Horseshoe Splatting: Handling Structural Sparsity for Uncertainty-Aware Gaussian-Splatting Radiance Field Rendering¶

Conference: ICLR 2026
OpenReview: https://openreview.net/forum?id=NHuyk9KsG6
Code: https://github.com/HKU-MedAI/Horseshoe-Splatting
Area: 3D Vision / Neural Rendering / Bayesian Uncertainty
Keywords: 3D Gaussian Splatting, Horseshoe Prior, Variational Inference, Uncertainty Estimation, Structural Sparsity

TL;DR¶

Apply a global-local Horseshoe shrinkage prior to the covariance scale of each 3DGS Gaussian. Use variational inference to simultaneously solve "automatic pruning of noise directions + outputting pixel-level uncertainty," matching SOTA rendering quality while providing calibrated uncertainty maps.

**Given problem a**
Arrange the records, from their first line up to and including the line with "- weather-widget[interactable]: -3°C", as a Markdown table with the columns No. and Line, one row per line and blank lines left out.
The records that come next are unrelated to the Horseshoe Splatting summary.

**Extracted records**
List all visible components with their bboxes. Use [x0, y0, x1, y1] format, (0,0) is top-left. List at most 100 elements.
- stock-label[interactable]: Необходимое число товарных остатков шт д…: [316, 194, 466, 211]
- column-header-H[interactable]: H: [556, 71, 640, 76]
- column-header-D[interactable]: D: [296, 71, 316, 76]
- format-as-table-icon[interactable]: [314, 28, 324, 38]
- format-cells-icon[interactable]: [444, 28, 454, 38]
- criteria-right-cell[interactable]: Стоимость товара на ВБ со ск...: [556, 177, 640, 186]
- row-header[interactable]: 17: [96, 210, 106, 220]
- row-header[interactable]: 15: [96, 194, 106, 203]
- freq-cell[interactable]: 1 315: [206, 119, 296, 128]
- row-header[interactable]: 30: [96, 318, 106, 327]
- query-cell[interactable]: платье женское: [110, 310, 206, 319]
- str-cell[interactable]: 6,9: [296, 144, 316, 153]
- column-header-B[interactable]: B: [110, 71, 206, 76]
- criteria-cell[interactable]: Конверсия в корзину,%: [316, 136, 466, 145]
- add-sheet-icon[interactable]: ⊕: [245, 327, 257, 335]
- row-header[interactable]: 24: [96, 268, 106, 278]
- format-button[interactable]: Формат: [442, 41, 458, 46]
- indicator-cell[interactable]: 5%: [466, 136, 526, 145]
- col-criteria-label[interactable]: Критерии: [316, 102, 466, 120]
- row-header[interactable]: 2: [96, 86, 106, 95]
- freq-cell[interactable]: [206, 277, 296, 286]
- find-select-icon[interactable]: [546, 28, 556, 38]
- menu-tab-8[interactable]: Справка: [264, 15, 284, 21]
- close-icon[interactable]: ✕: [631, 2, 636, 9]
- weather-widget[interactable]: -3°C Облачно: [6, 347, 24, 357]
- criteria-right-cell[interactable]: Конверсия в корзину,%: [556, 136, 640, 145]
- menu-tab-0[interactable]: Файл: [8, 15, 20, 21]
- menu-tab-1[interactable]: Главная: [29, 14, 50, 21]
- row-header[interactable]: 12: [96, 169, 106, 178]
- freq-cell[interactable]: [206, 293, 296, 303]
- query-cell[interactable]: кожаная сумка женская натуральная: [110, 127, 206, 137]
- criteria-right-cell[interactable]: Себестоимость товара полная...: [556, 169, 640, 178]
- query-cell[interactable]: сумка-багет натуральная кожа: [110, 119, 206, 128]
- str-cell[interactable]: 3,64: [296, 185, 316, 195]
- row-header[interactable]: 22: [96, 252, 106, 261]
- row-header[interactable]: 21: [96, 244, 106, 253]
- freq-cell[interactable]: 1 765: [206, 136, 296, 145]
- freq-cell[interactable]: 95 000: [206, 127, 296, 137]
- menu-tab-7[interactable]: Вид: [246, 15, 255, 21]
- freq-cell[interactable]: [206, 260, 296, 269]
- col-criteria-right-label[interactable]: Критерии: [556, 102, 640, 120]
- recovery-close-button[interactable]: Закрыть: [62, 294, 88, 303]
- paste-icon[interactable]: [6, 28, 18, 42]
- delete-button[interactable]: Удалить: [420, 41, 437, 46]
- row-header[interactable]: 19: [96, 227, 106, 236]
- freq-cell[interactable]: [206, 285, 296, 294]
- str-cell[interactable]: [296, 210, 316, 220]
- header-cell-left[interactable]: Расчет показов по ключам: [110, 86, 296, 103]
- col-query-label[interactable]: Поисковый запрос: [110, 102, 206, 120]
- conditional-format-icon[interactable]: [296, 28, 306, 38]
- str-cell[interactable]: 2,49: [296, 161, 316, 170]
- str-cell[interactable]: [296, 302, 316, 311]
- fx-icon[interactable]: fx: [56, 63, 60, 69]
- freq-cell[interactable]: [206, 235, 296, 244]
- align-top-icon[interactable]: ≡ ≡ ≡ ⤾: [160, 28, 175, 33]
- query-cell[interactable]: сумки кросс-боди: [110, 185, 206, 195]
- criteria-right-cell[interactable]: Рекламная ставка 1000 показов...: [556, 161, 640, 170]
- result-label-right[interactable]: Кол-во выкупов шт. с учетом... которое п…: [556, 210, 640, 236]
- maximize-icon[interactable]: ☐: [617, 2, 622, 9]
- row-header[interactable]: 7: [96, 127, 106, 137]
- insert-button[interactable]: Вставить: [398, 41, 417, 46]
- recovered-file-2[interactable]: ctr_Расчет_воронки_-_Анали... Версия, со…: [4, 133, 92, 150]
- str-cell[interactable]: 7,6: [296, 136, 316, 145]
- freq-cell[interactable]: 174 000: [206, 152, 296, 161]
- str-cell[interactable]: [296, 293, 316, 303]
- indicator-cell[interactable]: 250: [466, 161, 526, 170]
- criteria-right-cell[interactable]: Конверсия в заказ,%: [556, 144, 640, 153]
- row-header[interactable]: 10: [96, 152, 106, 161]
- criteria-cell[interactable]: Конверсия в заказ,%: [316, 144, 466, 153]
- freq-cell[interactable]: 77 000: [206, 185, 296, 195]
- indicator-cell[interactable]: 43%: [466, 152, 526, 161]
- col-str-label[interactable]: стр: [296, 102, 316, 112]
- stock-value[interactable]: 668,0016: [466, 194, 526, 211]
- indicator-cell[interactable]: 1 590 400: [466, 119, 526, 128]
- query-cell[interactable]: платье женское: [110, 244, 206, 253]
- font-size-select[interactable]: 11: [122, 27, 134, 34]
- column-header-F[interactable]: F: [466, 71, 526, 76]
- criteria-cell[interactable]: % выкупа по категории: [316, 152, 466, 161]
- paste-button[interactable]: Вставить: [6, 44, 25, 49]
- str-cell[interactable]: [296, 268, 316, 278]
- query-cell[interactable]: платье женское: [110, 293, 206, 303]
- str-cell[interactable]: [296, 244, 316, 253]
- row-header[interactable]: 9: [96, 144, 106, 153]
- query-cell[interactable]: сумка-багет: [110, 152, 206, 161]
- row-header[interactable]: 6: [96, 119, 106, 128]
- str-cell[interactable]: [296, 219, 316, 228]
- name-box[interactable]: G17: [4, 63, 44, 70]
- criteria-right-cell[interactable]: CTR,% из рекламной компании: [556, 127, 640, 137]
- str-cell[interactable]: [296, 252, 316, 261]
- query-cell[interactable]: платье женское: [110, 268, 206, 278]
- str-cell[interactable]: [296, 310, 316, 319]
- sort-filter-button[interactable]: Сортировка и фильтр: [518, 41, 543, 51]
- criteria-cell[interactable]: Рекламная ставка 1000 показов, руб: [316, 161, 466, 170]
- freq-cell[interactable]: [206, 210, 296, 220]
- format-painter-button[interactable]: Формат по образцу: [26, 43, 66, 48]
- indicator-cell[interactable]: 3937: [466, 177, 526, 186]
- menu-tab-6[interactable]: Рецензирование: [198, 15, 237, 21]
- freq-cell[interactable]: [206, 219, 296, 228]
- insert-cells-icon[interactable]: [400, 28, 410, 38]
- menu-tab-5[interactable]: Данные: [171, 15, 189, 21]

**Given problem b**
According to the Horseshoe Splatting summary, what does the method use variational inference for?

**Task response a**
| No. | Line |
|---|---|
| 1 | List all visible components with their bboxes. Use [x0, y0, x1, y1] format, (0,0) is top-left. List at most 100 elements. |
| 2 | - stock-label[interactable]: Необходимое число товарных остатков шт д…: [316, 194, 466, 211] |
| 3 | - column-header-H[interactable]: H: [556, 71, 640, 76] |
| 4 | - column-header-D[interactable]: D: [296, 71, 316, 76] |
| 5 | - format-as-table-icon[interactable]: [314, 28, 324, 38] |
| 6 | - format-cells-icon[interactable]: [444, 28, 454, 38] |
| 7 | - criteria-right-cell[interactable]: Стоимость товара на ВБ со ск...: [556, 177, 640, 186] |
| 8 | - row-header[interactable]: 17: [96, 210, 106, 220] |
| 9 | - row-header[interactable]: 15: [96, 194, 106, 203] |
| 10 | - freq-cell[interactable]: 1 315: [206, 119, 296, 128] |
| 11 | - row-header[interactable]: 30: [96, 318, 106, 327] |
| 12 | - query-cell[interactable]: платье женское: [110, 310, 206, 319] |
| 13 | - str-cell[interactable]: 6,9: [296, 144, 316, 153] |
| 14 | - column-header-B[interactable]: B: [110, 71, 206, 76] |
| 15 | - criteria-cell[interactable]: Конверсия в корзину,%: [316, 136, 466, 145] |
| 16 | - add-sheet-icon[interactable]: ⊕: [245, 327, 257, 335] |
| 17 | - row-header[interactable]: 24: [96, 268, 106, 278] |
| 18 | - format-button[interactable]: Формат: [442, 41, 458, 46] |
| 19 | - indicator-cell[interactable]: 5%: [466, 136, 526, 145] |
| 20 | - col-criteria-label[interactable]: Критерии: [316, 102, 466, 120] |
| 21 | - row-header[interactable]: 2: [96, 86, 106, 95] |
| 22 | - freq-cell[interactable]: [206, 277, 296, 286] |
| 23 | - find-select-icon[interactable]: [546, 28, 556, 38] |
| 24 | - menu-tab-8[interactable]: Справка: [264, 15, 284, 21] |
| 25 | - close-icon[interactable]: ✕: [631, 2, 636, 9] |
| 26 | - weather-widget[interactable]: -3°C Облачно: [6, 347, 24, 357] |

**Task response b**
The method uses variational inference to solve two problems at once. It automatically prunes noise directions and outputs pixel-level uncertainty.